-- Set exercise --
Transcribe the material in full. Nothing should differ except that the pictures are left out.

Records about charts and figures

************

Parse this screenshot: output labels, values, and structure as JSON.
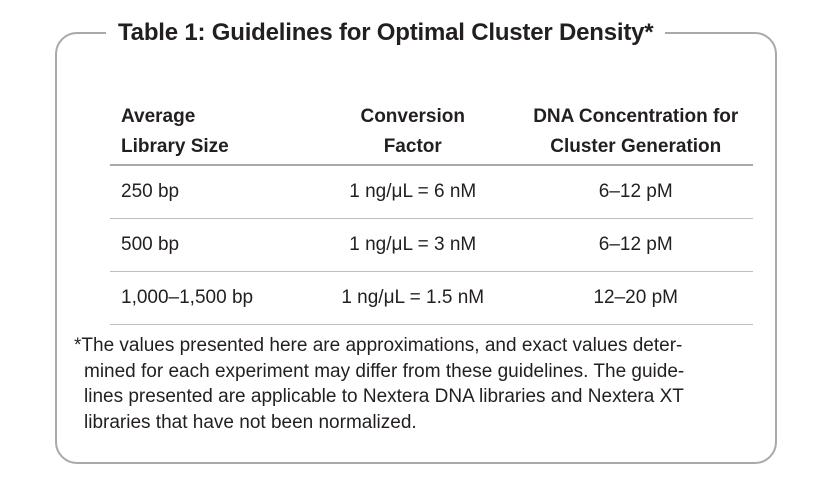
{
  "table": {
    "title": "Table 1: Guidelines for Optimal Cluster Density*",
    "headers": [
      [
        "Average",
        "Library Size"
      ],
      [
        "Conversion",
        "Factor"
      ],
      [
        "DNA Concentration for",
        "Cluster Generation"
      ]
    ],
    "rows": [
      [
        "250 bp",
        "1 ng/μL = 6 nM",
        "6–12 pM"
      ],
      [
        "500 bp",
        "1 ng/μL = 3 nM",
        "6–12 pM"
      ],
      [
        "1,000–1,500 bp",
        "1 ng/μL = 1.5 nM",
        "12–20 pM"
      ]
    ]
  },
  "footnote": {
    "lines": [
      "*The values presented here are approximations, and exact values deter-",
      "mined for each experiment may differ from these guidelines. The guide-",
      "lines presented are applicable to Nextera DNA libraries and Nextera XT",
      "libraries that have not been normalized."
    ]
  }
}
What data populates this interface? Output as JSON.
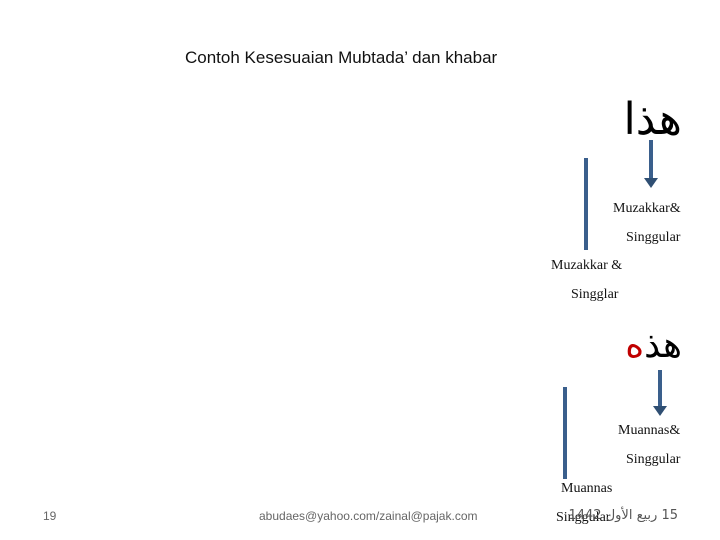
{
  "slide": {
    "title": "Contoh Kesesuaian Mubtada’ dan khabar",
    "example1": {
      "arabic": "هذا",
      "label1_line1": "Muzakkar&",
      "label1_line2": "Singgular",
      "label2_line1": "Muzakkar &",
      "label2_line2": "Singglar"
    },
    "example2": {
      "arabic_base": "هذ",
      "arabic_ending": "ه",
      "label1_line1": "Muannas&",
      "label1_line2": "Singgular",
      "label2_line1": "Muannas",
      "label2_line2": "Singgular"
    }
  },
  "footer": {
    "page_number": "19",
    "email": "abudaes@yahoo.com/zainal@pajak.com",
    "date": "15 ربيع الأول 1442"
  },
  "colors": {
    "arrow": "#3a5f8c",
    "highlight": "#c00000"
  }
}
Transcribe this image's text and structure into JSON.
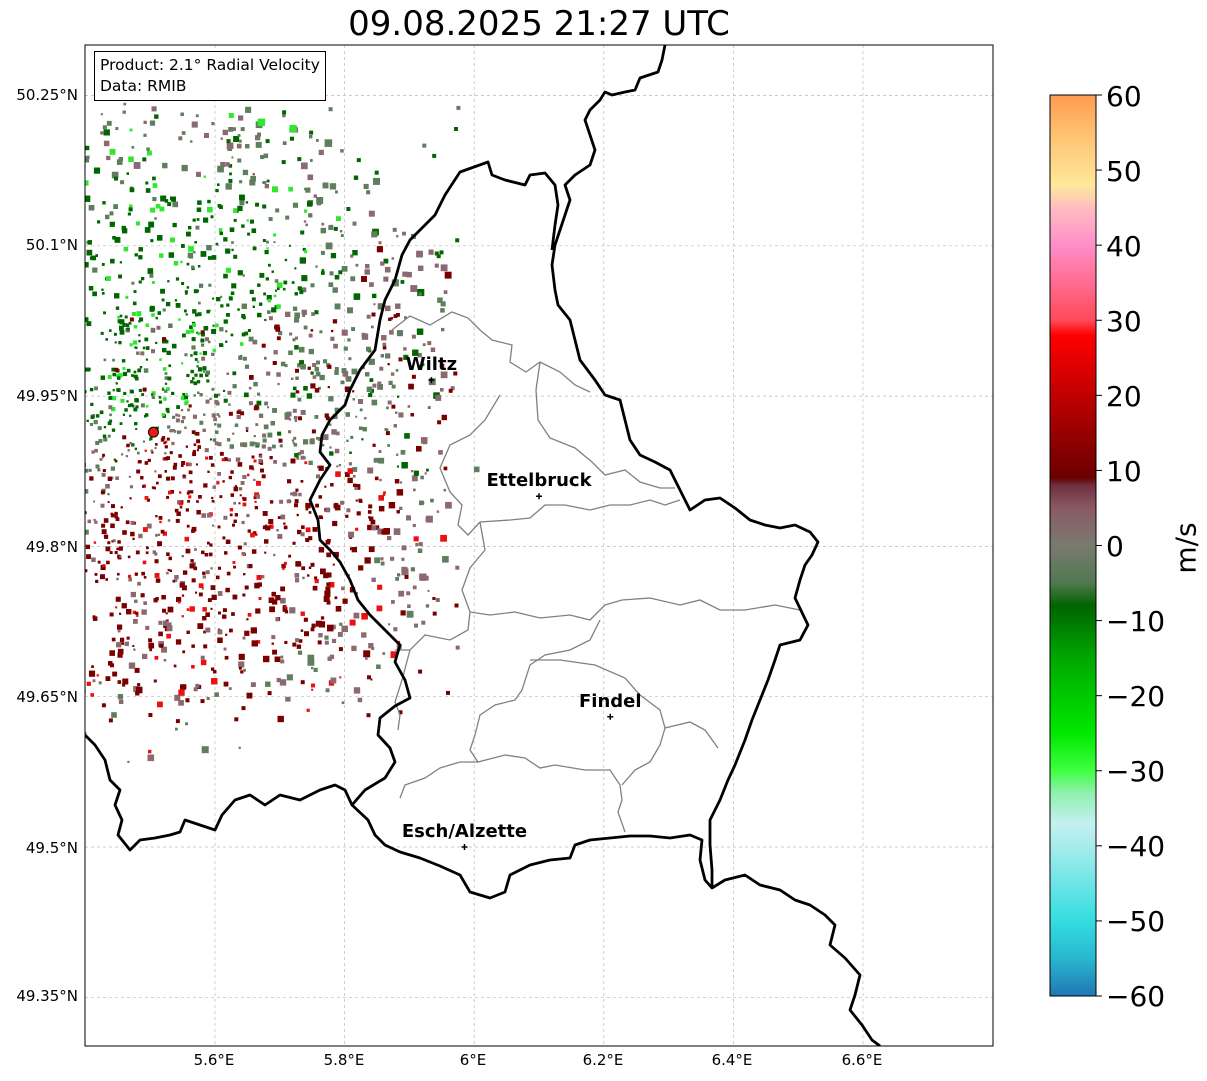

************

-- Problem solution --
Parse this screenshot: output labels, values, and structure as JSON.
{
  "table": {
    "title": "Table 1: Guidelines for Optimal Cluster Density*",
    "headers": [
      [
        "Average",
        "Library Size"
      ],
      [
        "Conversion",
        "Factor"
      ],
      [
        "DNA Concentration for",
        "Cluster Generation"
      ]
    ],
    "rows": [
      [
        "250 bp",
        "1 ng/μL = 6 nM",
        "6–12 pM"
      ],
      [
        "500 bp",
        "1 ng/μL = 3 nM",
        "6–12 pM"
      ],
      [
        "1,000–1,500 bp",
        "1 ng/μL = 1.5 nM",
        "12–20 pM"
      ]
    ]
  },
  "footnote": {
    "lines": [
      "*The values presented here are approximations, and exact values deter-",
      "mined for each experiment may differ from these guidelines. The guide-",
      "lines presented are applicable to Nextera DNA libraries and Nextera XT",
      "libraries that have not been normalized."
    ]
  }
}
What data populates this interface? Output as JSON.
{
  "slide": {
    "title": "Contoh Kesesuaian Mubtada’ dan khabar",
    "example1": {
      "arabic": "هذا",
      "label1_line1": "Muzakkar&",
      "label1_line2": "Singgular",
      "label2_line1": "Muzakkar &",
      "label2_line2": "Singglar"
    },
    "example2": {
      "arabic_base": "هذ",
      "arabic_ending": "ه",
      "label1_line1": "Muannas&",
      "label1_line2": "Singgular",
      "label2_line1": "Muannas",
      "label2_line2": "Singgular"
    }
  },
  "footer": {
    "page_number": "19",
    "email": "abudaes@yahoo.com/zainal@pajak.com",
    "date": "15 ربيع الأول 1442"
  },
  "colors": {
    "arrow": "#3a5f8c",
    "highlight": "#c00000"
  }
}
Transcribe this image's text and structure into JSON.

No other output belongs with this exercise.